▶ [Exercise prompt]
Omit the pictures and extract only the lines from the line containing "Extract the structured" to the end of the material, each exactly as written.

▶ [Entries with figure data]
┄┄┄┄┄┄

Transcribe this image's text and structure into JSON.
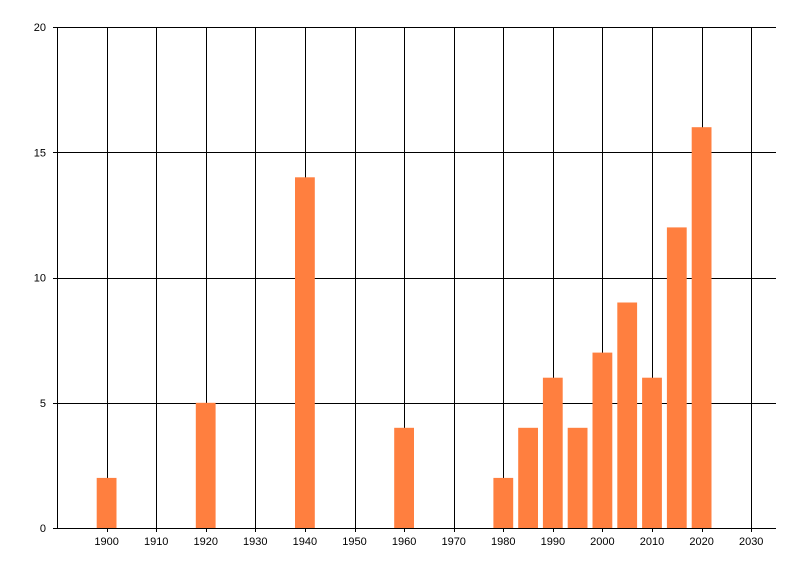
{
  "chart_data": {
    "type": "bar",
    "title": "",
    "xlabel": "",
    "ylabel": "",
    "x": [
      1900,
      1920,
      1940,
      1960,
      1980,
      1985,
      1990,
      1995,
      2000,
      2005,
      2010,
      2015,
      2020
    ],
    "values": [
      2,
      5,
      14,
      4,
      2,
      4,
      6,
      4,
      7,
      9,
      6,
      12,
      16
    ],
    "xlim": [
      1890,
      2035
    ],
    "ylim": [
      0,
      20
    ],
    "x_ticks": [
      "1900",
      "1910",
      "1920",
      "1930",
      "1940",
      "1950",
      "1960",
      "1970",
      "1980",
      "1990",
      "2000",
      "2010",
      "2020",
      "2030"
    ],
    "y_ticks": [
      "0",
      "5",
      "10",
      "15",
      "20"
    ],
    "bar_width_years": 4,
    "grid": true,
    "legend": "none",
    "colors": {
      "bar": "#ff7f3f",
      "grid": "#000000",
      "text": "#000000",
      "background": "#ffffff"
    }
  }
}
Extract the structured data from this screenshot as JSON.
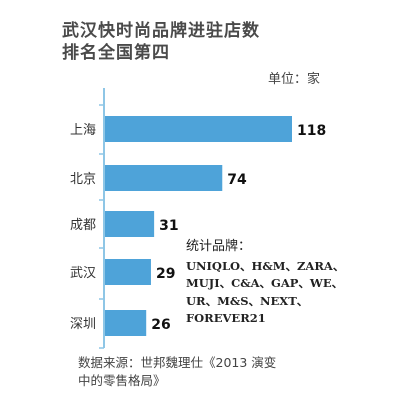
{
  "title_line1": "武汉快时尚品牌进驻店数",
  "title_line2": "排名全国第四",
  "unit": "单位：家",
  "note": {
    "heading": "统计品牌：",
    "lines": [
      "UNIQLO、H&M、ZARA、",
      "MUJI、C&A、GAP、WE、",
      "UR、M&S、NEXT、",
      "FOREVER21"
    ]
  },
  "source_line1": "数据来源：世邦魏理仕《2013 演变",
  "source_line2": "中的零售格局》",
  "colors": {
    "bar": "#4ea3d9",
    "axis": "#8ec6e6"
  },
  "chart_data": {
    "type": "bar",
    "orientation": "horizontal",
    "categories": [
      "上海",
      "北京",
      "成都",
      "武汉",
      "深圳"
    ],
    "values": [
      118,
      74,
      31,
      29,
      26
    ],
    "title": "武汉快时尚品牌进驻店数排名全国第四",
    "xlabel": "",
    "ylabel": "",
    "unit": "单位：家",
    "xlim": [
      0,
      118
    ],
    "grid": false
  }
}
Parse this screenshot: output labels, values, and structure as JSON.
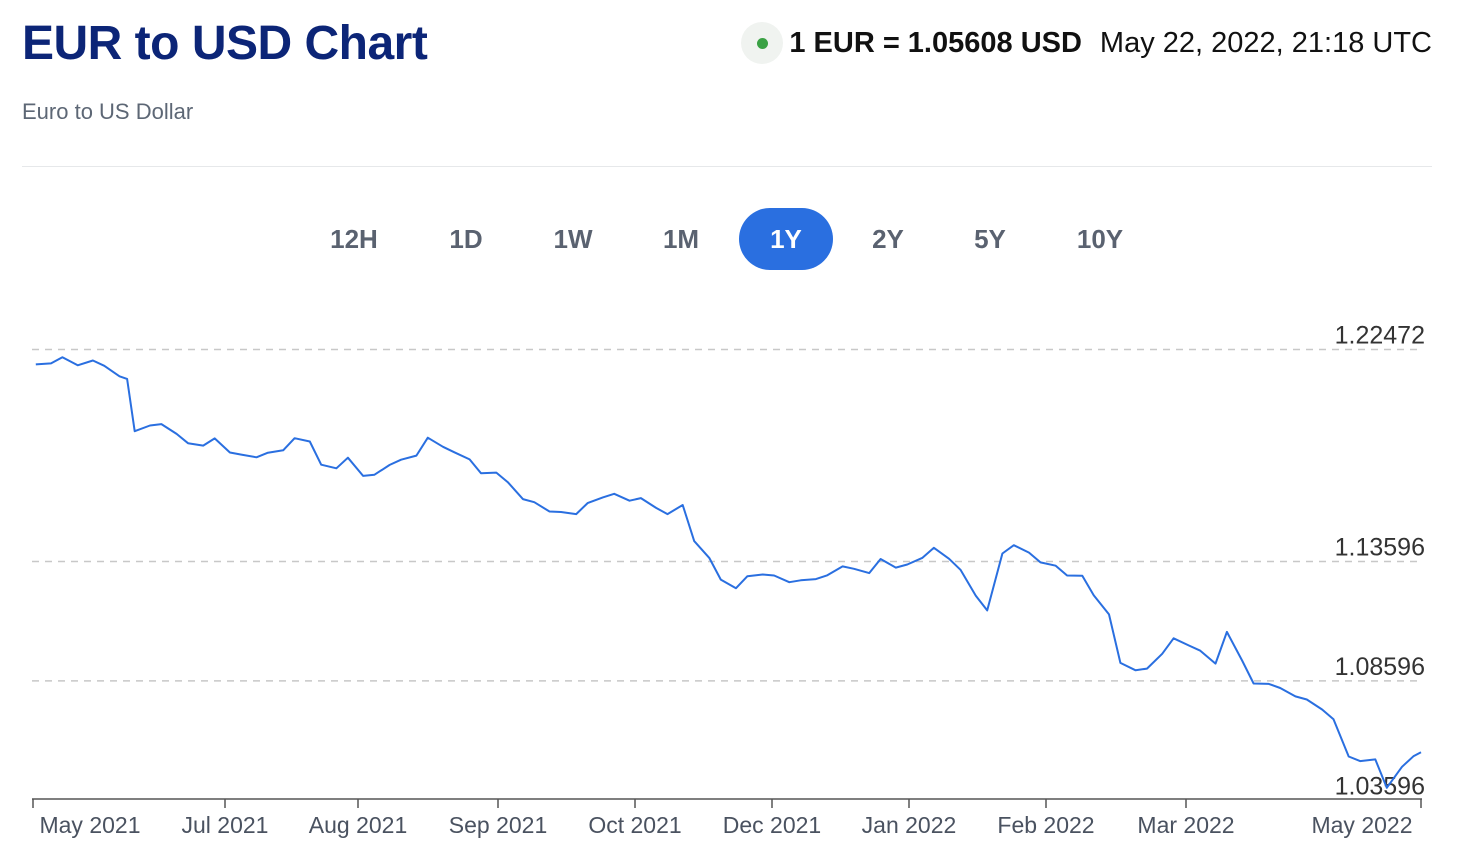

┄┄┄┄┄┄

▶ [The output]
Extract the structured data from this screenshot as JSON.
{
  "title_line1": "武汉快时尚品牌进驻店数",
  "title_line2": "排名全国第四",
  "unit": "单位：家",
  "note": {
    "heading": "统计品牌：",
    "lines": [
      "UNIQLO、H&M、ZARA、",
      "MUJI、C&A、GAP、WE、",
      "UR、M&S、NEXT、",
      "FOREVER21"
    ]
  },
  "source_line1": "数据来源：世邦魏理仕《2013 演变",
  "source_line2": "中的零售格局》",
  "colors": {
    "bar": "#4ea3d9",
    "axis": "#8ec6e6"
  },
  "chart_data": {
    "type": "bar",
    "orientation": "horizontal",
    "categories": [
      "上海",
      "北京",
      "成都",
      "武汉",
      "深圳"
    ],
    "values": [
      118,
      74,
      31,
      29,
      26
    ],
    "title": "武汉快时尚品牌进驻店数排名全国第四",
    "xlabel": "",
    "ylabel": "",
    "unit": "单位：家",
    "xlim": [
      0,
      118
    ],
    "grid": false
  }
}
Parse this screenshot: output labels, values, and structure as JSON.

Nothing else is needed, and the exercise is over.